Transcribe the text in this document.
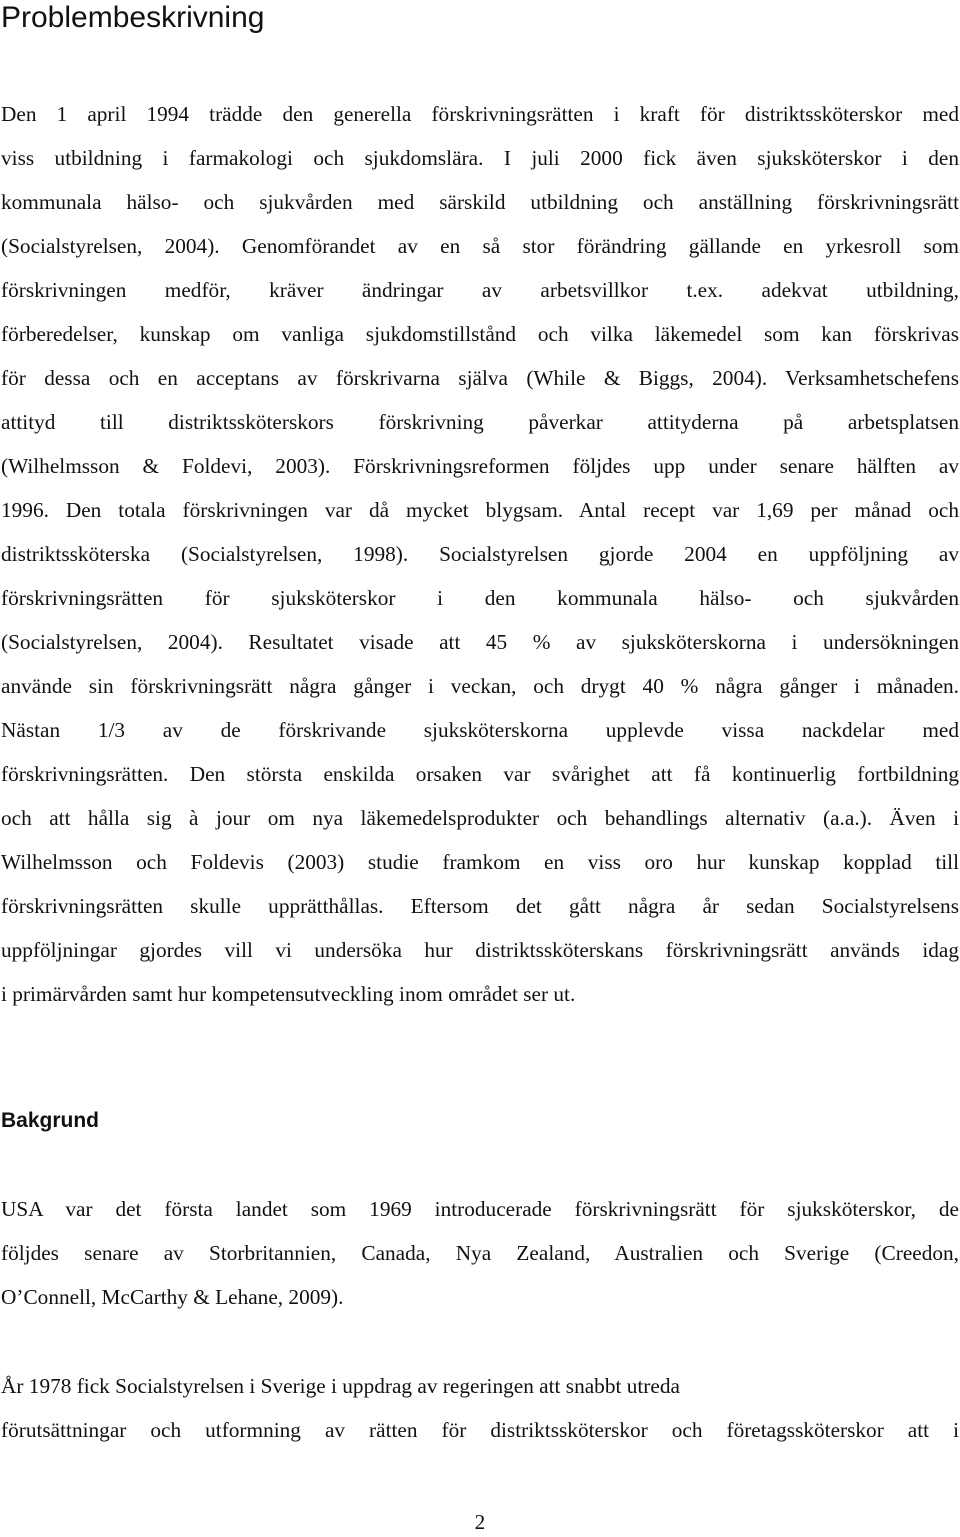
Problembeskrivning
Den 1 april 1994 trädde den generella förskrivningsrätten i kraft för distriktssköterskor med
viss utbildning i farmakologi och sjukdomslära. I juli 2000 fick även sjuksköterskor i den
kommunala hälso- och sjukvården med särskild utbildning och anställning förskrivningsrätt
(Socialstyrelsen, 2004). Genomförandet av en så stor förändring gällande en yrkesroll som
förskrivningen medför, kräver ändringar av arbetsvillkor t.ex. adekvat utbildning,
förberedelser, kunskap om vanliga sjukdomstillstånd och vilka läkemedel som kan förskrivas
för dessa och en acceptans av förskrivarna själva (While & Biggs, 2004). Verksamhetschefens
attityd till distriktssköterskors förskrivning påverkar attityderna på arbetsplatsen
(Wilhelmsson & Foldevi, 2003). Förskrivningsreformen följdes upp under senare hälften av
1996. Den totala förskrivningen var då mycket blygsam. Antal recept var 1,69 per månad och
distriktssköterska (Socialstyrelsen, 1998). Socialstyrelsen gjorde 2004 en uppföljning av
förskrivningsrätten för sjuksköterskor i den kommunala hälso- och sjukvården
(Socialstyrelsen, 2004). Resultatet visade att 45 % av sjuksköterskorna i undersökningen
använde sin förskrivningsrätt några gånger i veckan, och drygt 40 % några gånger i månaden.
Nästan 1/3 av de förskrivande sjuksköterskorna upplevde vissa nackdelar med
förskrivningsrätten. Den största enskilda orsaken var svårighet att få kontinuerlig fortbildning
och att hålla sig à jour om nya läkemedelsprodukter och behandlings alternativ (a.a.). Även i
Wilhelmsson och Foldevis (2003) studie framkom en viss oro hur kunskap kopplad till
förskrivningsrätten skulle upprätthållas. Eftersom det gått några år sedan Socialstyrelsens
uppföljningar gjordes vill vi undersöka hur distriktssköterskans förskrivningsrätt används idag
i primärvården samt hur kompetensutveckling inom området ser ut.
Bakgrund
USA var det första landet som 1969 introducerade förskrivningsrätt för sjuksköterskor, de
följdes senare av Storbritannien, Canada, Nya Zealand, Australien och Sverige (Creedon,
O’Connell, McCarthy & Lehane, 2009).
År 1978 fick Socialstyrelsen i Sverige i uppdrag av regeringen att snabbt utreda
förutsättningar och utformning av rätten för distriktssköterskor och företagssköterskor att i
2
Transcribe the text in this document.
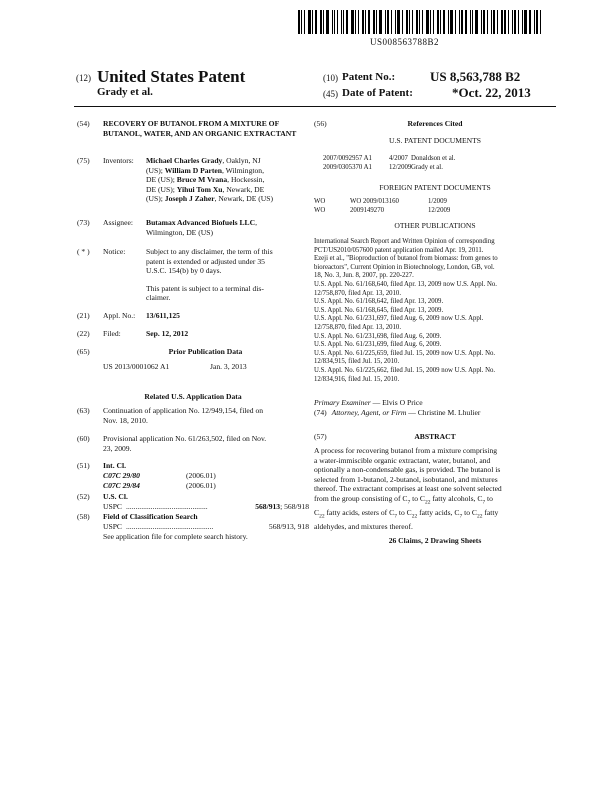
US008563788B2
(12) United States Patent
Grady et al.
(10) Patent No.:	US 8,563,788 B2
(45) Date of Patent:	*Oct. 22, 2013
(54) RECOVERY OF BUTANOL FROM A MIXTURE OF BUTANOL, WATER, AND AN ORGANIC EXTRACTANT
(75) Inventors: Michael Charles Grady, Oaklyn, NJ
(US); William D Parten, Wilmington,
DE (US); Bruce M Vrana, Hockessin,
DE (US); Yihui Tom Xu, Newark, DE
(US); Joseph J Zaher, Newark, DE (US)
(73) Assignee: Butamax Advanced Biofuels LLC,
Wilmington, DE (US)
( * ) Notice:	Subject to any disclaimer, the term of this
patent is extended or adjusted under 35
U.S.C. 154(b) by 0 days.
This patent is subject to a terminal dis-
claimer.
(21) Appl. No.: 13/611,125
(22) Filed:	Sep. 12, 2012
(65)	Prior Publication Data
US 2013/0001062 A1	Jan. 3, 2013
Related U.S. Application Data
(63) Continuation of application No. 12/949,154, filed on
Nov. 18, 2010.
(60) Provisional application No. 61/263,502, filed on Nov.
23, 2009.
(51) Int. Cl.
C07C 29/80	(2006.01)
C07C 29/84	(2006.01)
(52) U.S. Cl.
USPC ...........................................	568/913 ; 568/918
(58) Field of Classification Search
USPC ..............................................	568/913, 918
See application file for complete search history.
(56)	References Cited
U.S. PATENT DOCUMENTS
2007/0092957 A1	4/2007 Donaldson et al.
2009/0305370 A1	12/2009 Grady et al.
FOREIGN PATENT DOCUMENTS
WO	WO 2009/013160	1/2009
WO	2009149270	12/2009
OTHER PUBLICATIONS
International Search Report and Written Opinion of corresponding
PCT/US2010/057600 patent application mailed Apr. 19, 2011.
Ezeji et al., "Bioproduction of butanol from biomass: from genes to
bioreactors", Current Opinion in Biotechnology, London, GB, vol.
18, No. 3, Jun. 8, 2007, pp. 220-227.
U.S. Appl. No. 61/168,640, filed Apr. 13, 2009 now U.S. Appl. No.
12/758,870, filed Apr. 13, 2010.
U.S. Appl. No. 61/168,642, filed Apr. 13, 2009.
U.S. Appl. No. 61/168,645, filed Apr. 13, 2009.
U.S. Appl. No. 61/231,697, filed Aug. 6, 2009 now U.S. Appl.
12/758,870, filed Apr. 13, 2010.
U.S. Appl. No. 61/231,698, filed Aug. 6, 2009.
U.S. Appl. No. 61/231,699, filed Aug. 6, 2009.
U.S. Appl. No. 61/225,659, filed Jul. 15, 2009 now U.S. Appl. No.
12/834,915, filed Jul. 15, 2010.
U.S. Appl. No. 61/225,662, filed Jul. 15, 2009 now U.S. Appl. No.
12/834,916, filed Jul. 15, 2010.
Primary Examiner — Elvis O Price
(74) Attorney, Agent, or Firm — Christine M. Lhulier
(57)	ABSTRACT
A process for recovering butanol from a mixture comprising
a water-immiscible organic extractant, water, butanol, and
optionally a non-condensable gas, is provided. The butanol is
selected from 1-butanol, 2-butanol, isobutanol, and mixtures
thereof. The extractant comprises at least one solvent selected
from the group consisting of $C_7$ to $C_{22}$ fatty alcohols, $C_7$ to
$C_{22}$ fatty acids, esters of $C_7$ to $C_{22}$ fatty acids, $C_7$ to $C_{22}$ fatty
aldehydes, and mixtures thereof.
26 Claims, 2 Drawing Sheets
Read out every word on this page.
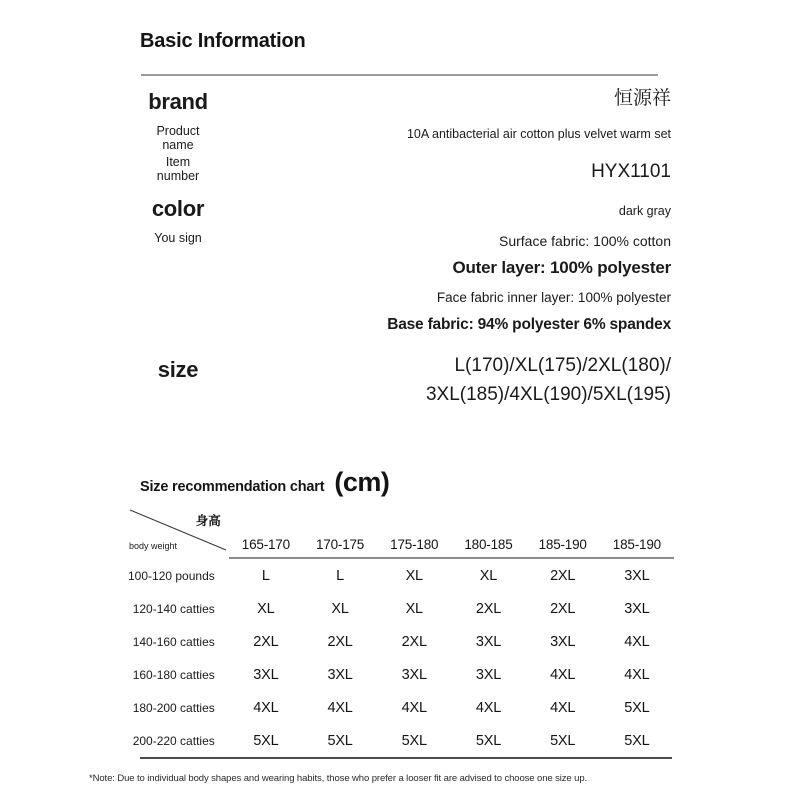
Basic Information
brand	恒源祥
Product
name
10A antibacterial air cotton plus velvet warm set
Item
number	HYX1101
color	dark gray
You sign	Surface fabric: 100% cotton
Outer layer: 100% polyester
Face fabric inner layer: 100% polyester
Base fabric: 94% polyester 6% spandex
size	L(170)/XL(175)/2XL(180)/
3XL(185)/4XL(190)/5XL(195)
Size recommendation chart (cm)
身高
body weight	165-170	170-175	175-180	180-185	185-190	185-190

100-120 pounds	L	L	XL	XL	2XL	3XL
120-140 catties	XL	XL	XL	2XL	2XL	3XL
140-160 catties	2XL	2XL	2XL	3XL	3XL	4XL
160-180 catties	3XL	3XL	3XL	3XL	4XL	4XL
180-200 catties	4XL	4XL	4XL	4XL	4XL	5XL
200-220 catties	5XL	5XL	5XL	5XL	5XL	5XL
*Note: Due to individual body shapes and wearing habits, those who prefer a looser fit are advised to choose one size up.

(PROBLEM REQUIREMENTS) Every line of the data above is to be set down exactly; the pictures are not.

(SOLUTION)
Transcribe the text in this document.
Problembeskrivning
Den 1 april 1994 trädde den generella förskrivningsrätten i kraft för distriktssköterskor med
viss utbildning i farmakologi och sjukdomslära. I juli 2000 fick även sjuksköterskor i den
kommunala hälso- och sjukvården med särskild utbildning och anställning förskrivningsrätt
(Socialstyrelsen, 2004). Genomförandet av en så stor förändring gällande en yrkesroll som
förskrivningen medför, kräver ändringar av arbetsvillkor t.ex. adekvat utbildning,
förberedelser, kunskap om vanliga sjukdomstillstånd och vilka läkemedel som kan förskrivas
för dessa och en acceptans av förskrivarna själva (While & Biggs, 2004). Verksamhetschefens
attityd till distriktssköterskors förskrivning påverkar attityderna på arbetsplatsen
(Wilhelmsson & Foldevi, 2003). Förskrivningsreformen följdes upp under senare hälften av
1996. Den totala förskrivningen var då mycket blygsam. Antal recept var 1,69 per månad och
distriktssköterska (Socialstyrelsen, 1998). Socialstyrelsen gjorde 2004 en uppföljning av
förskrivningsrätten för sjuksköterskor i den kommunala hälso- och sjukvården
(Socialstyrelsen, 2004). Resultatet visade att 45 % av sjuksköterskorna i undersökningen
använde sin förskrivningsrätt några gånger i veckan, och drygt 40 % några gånger i månaden.
Nästan 1/3 av de förskrivande sjuksköterskorna upplevde vissa nackdelar med
förskrivningsrätten. Den största enskilda orsaken var svårighet att få kontinuerlig fortbildning
och att hålla sig à jour om nya läkemedelsprodukter och behandlings alternativ (a.a.). Även i
Wilhelmsson och Foldevis (2003) studie framkom en viss oro hur kunskap kopplad till
förskrivningsrätten skulle upprätthållas. Eftersom det gått några år sedan Socialstyrelsens
uppföljningar gjordes vill vi undersöka hur distriktssköterskans förskrivningsrätt används idag
i primärvården samt hur kompetensutveckling inom området ser ut.
Bakgrund
USA var det första landet som 1969 introducerade förskrivningsrätt för sjuksköterskor, de
följdes senare av Storbritannien, Canada, Nya Zealand, Australien och Sverige (Creedon,
O’Connell, McCarthy & Lehane, 2009).
År 1978 fick Socialstyrelsen i Sverige i uppdrag av regeringen att snabbt utreda
förutsättningar och utformning av rätten för distriktssköterskor och företagssköterskor att i
2
Transcribe the text in this document.
US008563788B2
(12) United States Patent
Grady et al.
(10) Patent No.:	US 8,563,788 B2
(45) Date of Patent:	*Oct. 22, 2013
(54) RECOVERY OF BUTANOL FROM A MIXTURE OF BUTANOL, WATER, AND AN ORGANIC EXTRACTANT
(75) Inventors: Michael Charles Grady, Oaklyn, NJ
(US); William D Parten, Wilmington,
DE (US); Bruce M Vrana, Hockessin,
DE (US); Yihui Tom Xu, Newark, DE
(US); Joseph J Zaher, Newark, DE (US)
(73) Assignee: Butamax Advanced Biofuels LLC,
Wilmington, DE (US)
( * ) Notice:	Subject to any disclaimer, the term of this
patent is extended or adjusted under 35
U.S.C. 154(b) by 0 days.
This patent is subject to a terminal dis-
claimer.
(21) Appl. No.: 13/611,125
(22) Filed:	Sep. 12, 2012
(65)	Prior Publication Data
US 2013/0001062 A1	Jan. 3, 2013
Related U.S. Application Data
(63) Continuation of application No. 12/949,154, filed on
Nov. 18, 2010.
(60) Provisional application No. 61/263,502, filed on Nov.
23, 2009.
(51) Int. Cl.
C07C 29/80	(2006.01)
C07C 29/84	(2006.01)
(52) U.S. Cl.
USPC ...........................................	568/913 ; 568/918
(58) Field of Classification Search
USPC ..............................................	568/913, 918
See application file for complete search history.
(56)	References Cited
U.S. PATENT DOCUMENTS
2007/0092957 A1	4/2007 Donaldson et al.
2009/0305370 A1	12/2009 Grady et al.
FOREIGN PATENT DOCUMENTS
WO	WO 2009/013160	1/2009
WO	2009149270	12/2009
OTHER PUBLICATIONS
International Search Report and Written Opinion of corresponding
PCT/US2010/057600 patent application mailed Apr. 19, 2011.
Ezeji et al., "Bioproduction of butanol from biomass: from genes to
bioreactors", Current Opinion in Biotechnology, London, GB, vol.
18, No. 3, Jun. 8, 2007, pp. 220-227.
U.S. Appl. No. 61/168,640, filed Apr. 13, 2009 now U.S. Appl. No.
12/758,870, filed Apr. 13, 2010.
U.S. Appl. No. 61/168,642, filed Apr. 13, 2009.
U.S. Appl. No. 61/168,645, filed Apr. 13, 2009.
U.S. Appl. No. 61/231,697, filed Aug. 6, 2009 now U.S. Appl.
12/758,870, filed Apr. 13, 2010.
U.S. Appl. No. 61/231,698, filed Aug. 6, 2009.
U.S. Appl. No. 61/231,699, filed Aug. 6, 2009.
U.S. Appl. No. 61/225,659, filed Jul. 15, 2009 now U.S. Appl. No.
12/834,915, filed Jul. 15, 2010.
U.S. Appl. No. 61/225,662, filed Jul. 15, 2009 now U.S. Appl. No.
12/834,916, filed Jul. 15, 2010.
Primary Examiner — Elvis O Price
(74) Attorney, Agent, or Firm — Christine M. Lhulier
(57)	ABSTRACT
A process for recovering butanol from a mixture comprising
a water-immiscible organic extractant, water, butanol, and
optionally a non-condensable gas, is provided. The butanol is
selected from 1-butanol, 2-butanol, isobutanol, and mixtures
thereof. The extractant comprises at least one solvent selected
from the group consisting of $C_7$ to $C_{22}$ fatty alcohols, $C_7$ to
$C_{22}$ fatty acids, esters of $C_7$ to $C_{22}$ fatty acids, $C_7$ to $C_{22}$ fatty
aldehydes, and mixtures thereof.
26 Claims, 2 Drawing Sheets
Read out every word on this page.
Basic Information
brand	恒源祥
Product
name
10A antibacterial air cotton plus velvet warm set
Item
number	HYX1101
color	dark gray
You sign	Surface fabric: 100% cotton
Outer layer: 100% polyester
Face fabric inner layer: 100% polyester
Base fabric: 94% polyester 6% spandex
size	L(170)/XL(175)/2XL(180)/
3XL(185)/4XL(190)/5XL(195)
Size recommendation chart (cm)
身高
body weight	165-170	170-175	175-180	180-185	185-190	185-190

100-120 pounds	L	L	XL	XL	2XL	3XL
120-140 catties	XL	XL	XL	2XL	2XL	3XL
140-160 catties	2XL	2XL	2XL	3XL	3XL	4XL
160-180 catties	3XL	3XL	3XL	3XL	4XL	4XL
180-200 catties	4XL	4XL	4XL	4XL	4XL	5XL
200-220 catties	5XL	5XL	5XL	5XL	5XL	5XL
*Note: Due to individual body shapes and wearing habits, those who prefer a looser fit are advised to choose one size up.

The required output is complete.